EXERCISE
Return the full listing exactly as it is written.

RECORDS TO PROCESS
----

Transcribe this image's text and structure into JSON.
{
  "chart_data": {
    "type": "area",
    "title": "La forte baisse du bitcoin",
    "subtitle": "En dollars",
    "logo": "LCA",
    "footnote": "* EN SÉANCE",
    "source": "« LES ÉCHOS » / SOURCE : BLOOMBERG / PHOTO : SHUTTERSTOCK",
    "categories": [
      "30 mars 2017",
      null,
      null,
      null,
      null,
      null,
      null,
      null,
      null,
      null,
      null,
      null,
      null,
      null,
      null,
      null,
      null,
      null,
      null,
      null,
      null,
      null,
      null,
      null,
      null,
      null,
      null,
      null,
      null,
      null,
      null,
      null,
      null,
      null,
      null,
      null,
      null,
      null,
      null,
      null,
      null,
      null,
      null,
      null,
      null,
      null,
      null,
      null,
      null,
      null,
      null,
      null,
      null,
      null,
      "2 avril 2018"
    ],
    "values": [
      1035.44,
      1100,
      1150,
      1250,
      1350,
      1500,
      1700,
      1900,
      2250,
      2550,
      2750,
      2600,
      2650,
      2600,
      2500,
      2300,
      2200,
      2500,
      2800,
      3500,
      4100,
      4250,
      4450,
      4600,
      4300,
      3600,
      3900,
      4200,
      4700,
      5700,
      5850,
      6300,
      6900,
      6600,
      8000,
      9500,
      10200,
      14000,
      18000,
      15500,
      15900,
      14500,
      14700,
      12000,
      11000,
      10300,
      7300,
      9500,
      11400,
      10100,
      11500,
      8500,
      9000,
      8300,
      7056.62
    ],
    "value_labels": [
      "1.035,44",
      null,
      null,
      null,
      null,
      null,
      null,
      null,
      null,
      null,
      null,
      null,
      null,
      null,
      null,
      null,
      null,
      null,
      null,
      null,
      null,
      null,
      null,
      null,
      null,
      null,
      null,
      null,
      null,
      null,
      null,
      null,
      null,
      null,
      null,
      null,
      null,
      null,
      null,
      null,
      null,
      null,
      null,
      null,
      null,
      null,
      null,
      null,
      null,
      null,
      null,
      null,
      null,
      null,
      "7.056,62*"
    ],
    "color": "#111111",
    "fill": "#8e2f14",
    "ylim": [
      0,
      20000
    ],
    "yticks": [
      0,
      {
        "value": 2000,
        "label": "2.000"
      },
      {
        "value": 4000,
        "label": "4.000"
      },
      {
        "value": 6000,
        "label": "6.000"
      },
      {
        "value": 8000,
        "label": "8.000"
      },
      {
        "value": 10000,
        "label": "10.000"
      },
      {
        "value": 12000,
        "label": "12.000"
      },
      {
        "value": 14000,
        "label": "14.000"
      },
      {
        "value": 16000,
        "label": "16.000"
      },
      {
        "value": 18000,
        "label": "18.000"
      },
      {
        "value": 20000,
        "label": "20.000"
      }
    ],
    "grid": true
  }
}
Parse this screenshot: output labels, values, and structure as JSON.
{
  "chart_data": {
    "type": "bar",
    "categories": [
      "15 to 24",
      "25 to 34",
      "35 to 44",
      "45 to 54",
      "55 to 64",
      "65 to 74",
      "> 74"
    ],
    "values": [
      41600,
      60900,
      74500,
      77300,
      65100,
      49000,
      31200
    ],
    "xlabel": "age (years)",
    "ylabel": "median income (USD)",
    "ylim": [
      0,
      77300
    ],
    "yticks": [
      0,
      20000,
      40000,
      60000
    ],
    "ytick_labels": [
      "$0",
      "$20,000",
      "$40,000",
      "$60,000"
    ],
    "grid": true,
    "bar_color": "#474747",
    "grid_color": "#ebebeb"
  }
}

----

SOLUTION FOR THIS PROBLEM
Transcribe this image's text and structure into JSON.
{
  "chart_data": {
    "type": "area",
    "title": "La forte baisse du bitcoin",
    "subtitle": "En dollars",
    "logo": "LCA",
    "footnote": "* EN SÉANCE",
    "source": "« LES ÉCHOS » / SOURCE : BLOOMBERG / PHOTO : SHUTTERSTOCK",
    "categories": [
      "30 mars 2017",
      null,
      null,
      null,
      null,
      null,
      null,
      null,
      null,
      null,
      null,
      null,
      null,
      null,
      null,
      null,
      null,
      null,
      null,
      null,
      null,
      null,
      null,
      null,
      null,
      null,
      null,
      null,
      null,
      null,
      null,
      null,
      null,
      null,
      null,
      null,
      null,
      null,
      null,
      null,
      null,
      null,
      null,
      null,
      null,
      null,
      null,
      null,
      null,
      null,
      null,
      null,
      null,
      null,
      "2 avril 2018"
    ],
    "values": [
      1035.44,
      1100,
      1150,
      1250,
      1350,
      1500,
      1700,
      1900,
      2250,
      2550,
      2750,
      2600,
      2650,
      2600,
      2500,
      2300,
      2200,
      2500,
      2800,
      3500,
      4100,
      4250,
      4450,
      4600,
      4300,
      3600,
      3900,
      4200,
      4700,
      5700,
      5850,
      6300,
      6900,
      6600,
      8000,
      9500,
      10200,
      14000,
      18000,
      15500,
      15900,
      14500,
      14700,
      12000,
      11000,
      10300,
      7300,
      9500,
      11400,
      10100,
      11500,
      8500,
      9000,
      8300,
      7056.62
    ],
    "value_labels": [
      "1.035,44",
      null,
      null,
      null,
      null,
      null,
      null,
      null,
      null,
      null,
      null,
      null,
      null,
      null,
      null,
      null,
      null,
      null,
      null,
      null,
      null,
      null,
      null,
      null,
      null,
      null,
      null,
      null,
      null,
      null,
      null,
      null,
      null,
      null,
      null,
      null,
      null,
      null,
      null,
      null,
      null,
      null,
      null,
      null,
      null,
      null,
      null,
      null,
      null,
      null,
      null,
      null,
      null,
      null,
      "7.056,62*"
    ],
    "color": "#111111",
    "fill": "#8e2f14",
    "ylim": [
      0,
      20000
    ],
    "yticks": [
      0,
      {
        "value": 2000,
        "label": "2.000"
      },
      {
        "value": 4000,
        "label": "4.000"
      },
      {
        "value": 6000,
        "label": "6.000"
      },
      {
        "value": 8000,
        "label": "8.000"
      },
      {
        "value": 10000,
        "label": "10.000"
      },
      {
        "value": 12000,
        "label": "12.000"
      },
      {
        "value": 14000,
        "label": "14.000"
      },
      {
        "value": 16000,
        "label": "16.000"
      },
      {
        "value": 18000,
        "label": "18.000"
      },
      {
        "value": 20000,
        "label": "20.000"
      }
    ],
    "grid": true
  }
}
Parse this screenshot: output labels, values, and structure as JSON.
{
  "chart_data": {
    "type": "bar",
    "categories": [
      "15 to 24",
      "25 to 34",
      "35 to 44",
      "45 to 54",
      "55 to 64",
      "65 to 74",
      "> 74"
    ],
    "values": [
      41600,
      60900,
      74500,
      77300,
      65100,
      49000,
      31200
    ],
    "xlabel": "age (years)",
    "ylabel": "median income (USD)",
    "ylim": [
      0,
      77300
    ],
    "yticks": [
      0,
      20000,
      40000,
      60000
    ],
    "ytick_labels": [
      "$0",
      "$20,000",
      "$40,000",
      "$60,000"
    ],
    "grid": true,
    "bar_color": "#474747",
    "grid_color": "#ebebeb"
  }
}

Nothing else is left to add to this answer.